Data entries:
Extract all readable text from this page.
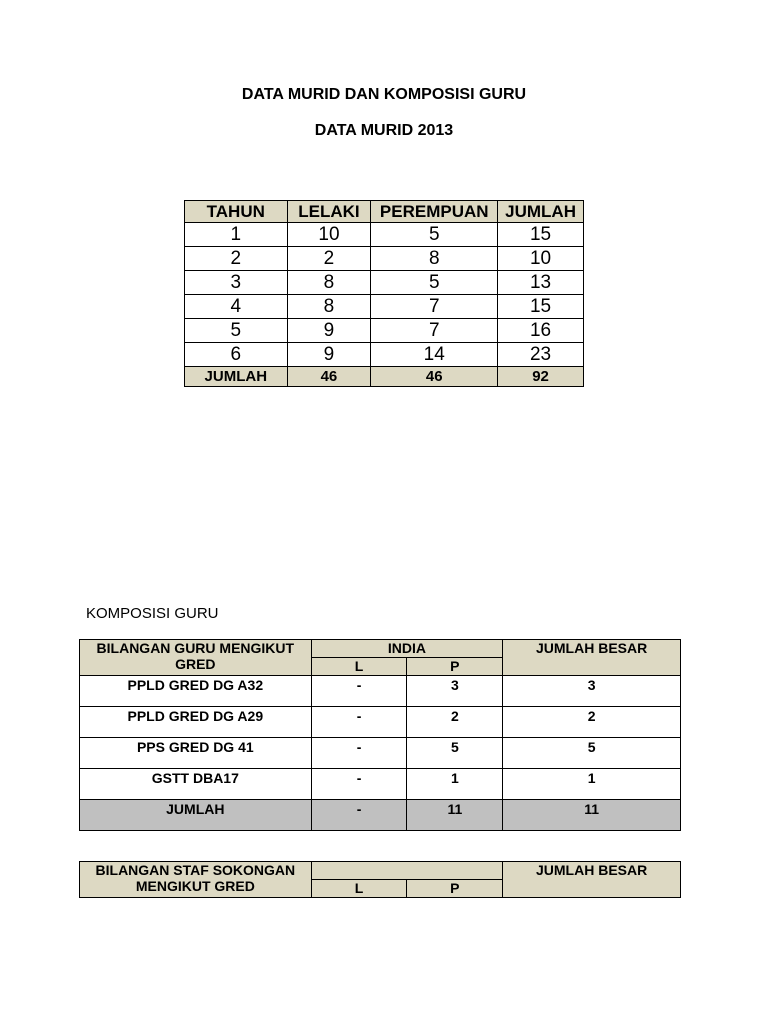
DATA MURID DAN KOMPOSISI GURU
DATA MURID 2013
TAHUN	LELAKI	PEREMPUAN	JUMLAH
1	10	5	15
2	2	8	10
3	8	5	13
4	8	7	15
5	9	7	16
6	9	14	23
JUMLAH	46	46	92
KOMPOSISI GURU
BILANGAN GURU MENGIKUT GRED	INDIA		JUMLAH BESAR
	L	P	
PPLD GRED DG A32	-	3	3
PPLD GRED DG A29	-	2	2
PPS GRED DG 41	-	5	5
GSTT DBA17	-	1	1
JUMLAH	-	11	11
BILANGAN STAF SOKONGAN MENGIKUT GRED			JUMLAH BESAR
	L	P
...
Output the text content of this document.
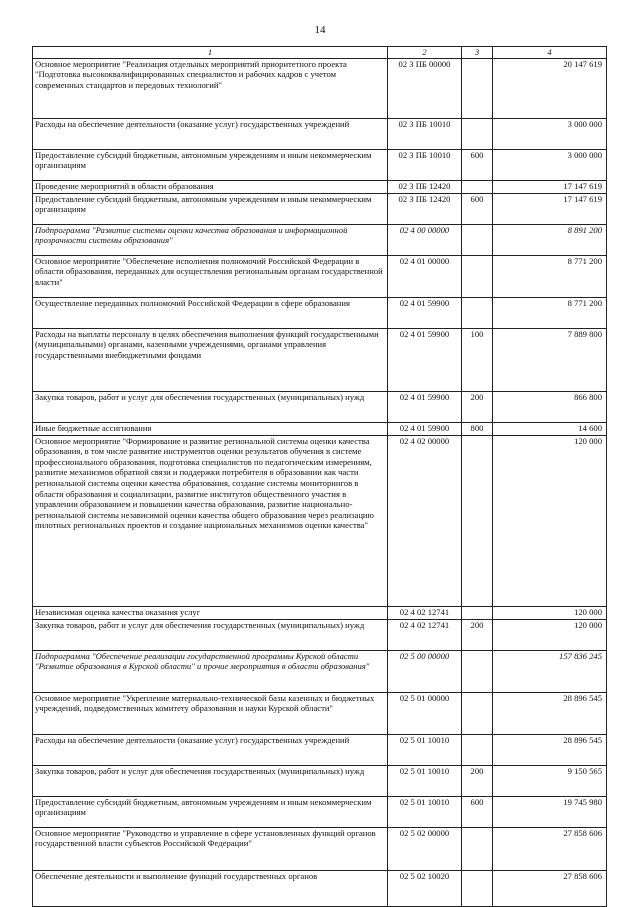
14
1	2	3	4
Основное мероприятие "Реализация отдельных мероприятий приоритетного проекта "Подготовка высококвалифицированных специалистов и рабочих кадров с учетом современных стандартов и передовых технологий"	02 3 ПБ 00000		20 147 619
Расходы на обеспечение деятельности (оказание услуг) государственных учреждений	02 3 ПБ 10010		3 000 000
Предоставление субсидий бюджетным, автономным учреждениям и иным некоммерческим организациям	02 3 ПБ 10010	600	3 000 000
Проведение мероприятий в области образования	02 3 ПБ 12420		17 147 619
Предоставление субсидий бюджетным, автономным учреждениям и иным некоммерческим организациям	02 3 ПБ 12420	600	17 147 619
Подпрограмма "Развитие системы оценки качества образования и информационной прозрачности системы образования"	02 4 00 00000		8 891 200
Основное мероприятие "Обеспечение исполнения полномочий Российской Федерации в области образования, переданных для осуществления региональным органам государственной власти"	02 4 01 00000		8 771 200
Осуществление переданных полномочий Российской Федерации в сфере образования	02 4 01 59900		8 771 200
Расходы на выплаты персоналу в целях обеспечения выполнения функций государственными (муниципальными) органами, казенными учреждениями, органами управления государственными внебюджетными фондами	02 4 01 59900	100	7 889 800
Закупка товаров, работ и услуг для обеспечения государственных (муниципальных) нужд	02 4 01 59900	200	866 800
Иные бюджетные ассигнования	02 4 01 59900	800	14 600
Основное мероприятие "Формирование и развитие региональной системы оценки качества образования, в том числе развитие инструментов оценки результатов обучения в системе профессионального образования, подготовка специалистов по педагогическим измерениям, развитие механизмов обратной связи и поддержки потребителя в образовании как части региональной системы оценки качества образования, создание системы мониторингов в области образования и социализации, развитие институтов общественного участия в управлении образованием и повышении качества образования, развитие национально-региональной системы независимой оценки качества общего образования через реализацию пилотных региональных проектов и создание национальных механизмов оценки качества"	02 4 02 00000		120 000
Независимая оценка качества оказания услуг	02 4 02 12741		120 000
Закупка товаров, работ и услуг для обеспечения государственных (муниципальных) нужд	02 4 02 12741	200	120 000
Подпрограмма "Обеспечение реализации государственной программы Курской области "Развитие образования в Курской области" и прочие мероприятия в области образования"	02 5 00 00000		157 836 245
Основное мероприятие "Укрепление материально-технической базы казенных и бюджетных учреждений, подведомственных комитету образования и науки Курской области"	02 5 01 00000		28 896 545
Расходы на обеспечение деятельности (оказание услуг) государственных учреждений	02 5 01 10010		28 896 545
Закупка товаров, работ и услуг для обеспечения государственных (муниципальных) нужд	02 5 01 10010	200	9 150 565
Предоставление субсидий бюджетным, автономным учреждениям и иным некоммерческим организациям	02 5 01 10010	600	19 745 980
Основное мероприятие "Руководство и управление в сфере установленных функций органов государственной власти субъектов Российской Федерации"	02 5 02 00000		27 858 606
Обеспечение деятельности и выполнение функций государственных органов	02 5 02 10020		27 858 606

WHAT YOU ARE ASKED TO DO: Pull out each line of the entries that contains "оказание".

TASK RESPONSE:
Расходы на обеспечение деятельности (оказание услуг) государственных учреждений	02 3 ПБ 10010		3 000 000
Расходы на обеспечение деятельности (оказание услуг) государственных учреждений	02 5 01 10010		28 896 545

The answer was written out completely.